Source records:

────────────────────

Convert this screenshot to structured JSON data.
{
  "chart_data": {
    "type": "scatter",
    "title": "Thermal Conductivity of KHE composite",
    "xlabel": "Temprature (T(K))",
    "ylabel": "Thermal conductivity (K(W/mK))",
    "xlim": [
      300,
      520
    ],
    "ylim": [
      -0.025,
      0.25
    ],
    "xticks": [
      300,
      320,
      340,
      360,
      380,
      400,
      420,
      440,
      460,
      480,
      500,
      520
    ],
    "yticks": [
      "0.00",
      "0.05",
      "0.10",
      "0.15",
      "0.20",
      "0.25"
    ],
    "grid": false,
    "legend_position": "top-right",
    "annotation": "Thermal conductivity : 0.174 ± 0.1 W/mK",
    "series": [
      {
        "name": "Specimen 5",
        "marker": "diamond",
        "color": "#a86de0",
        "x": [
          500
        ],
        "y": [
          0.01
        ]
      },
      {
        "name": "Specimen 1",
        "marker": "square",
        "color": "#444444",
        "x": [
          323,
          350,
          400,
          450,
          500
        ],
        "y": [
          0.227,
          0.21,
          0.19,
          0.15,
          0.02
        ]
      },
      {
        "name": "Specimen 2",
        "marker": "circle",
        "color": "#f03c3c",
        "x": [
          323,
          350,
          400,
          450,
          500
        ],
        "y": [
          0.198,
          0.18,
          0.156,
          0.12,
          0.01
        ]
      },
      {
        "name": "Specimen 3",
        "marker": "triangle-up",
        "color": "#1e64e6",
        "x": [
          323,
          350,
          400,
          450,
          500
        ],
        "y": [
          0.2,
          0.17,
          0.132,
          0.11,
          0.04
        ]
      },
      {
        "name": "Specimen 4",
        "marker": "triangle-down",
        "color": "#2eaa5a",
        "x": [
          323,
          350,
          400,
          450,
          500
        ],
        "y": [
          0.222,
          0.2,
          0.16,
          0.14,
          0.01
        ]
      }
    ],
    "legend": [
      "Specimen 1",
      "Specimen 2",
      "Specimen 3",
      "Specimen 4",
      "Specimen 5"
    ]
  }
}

────────────────────

Copy every line that contains the string "Thermal".

    "title": "Thermal Conductivity of KHE composite",
    "ylabel": "Thermal conductivity (K(W/mK))",
    "annotation": "Thermal conductivity : 0.174 ± 0.1 W/mK",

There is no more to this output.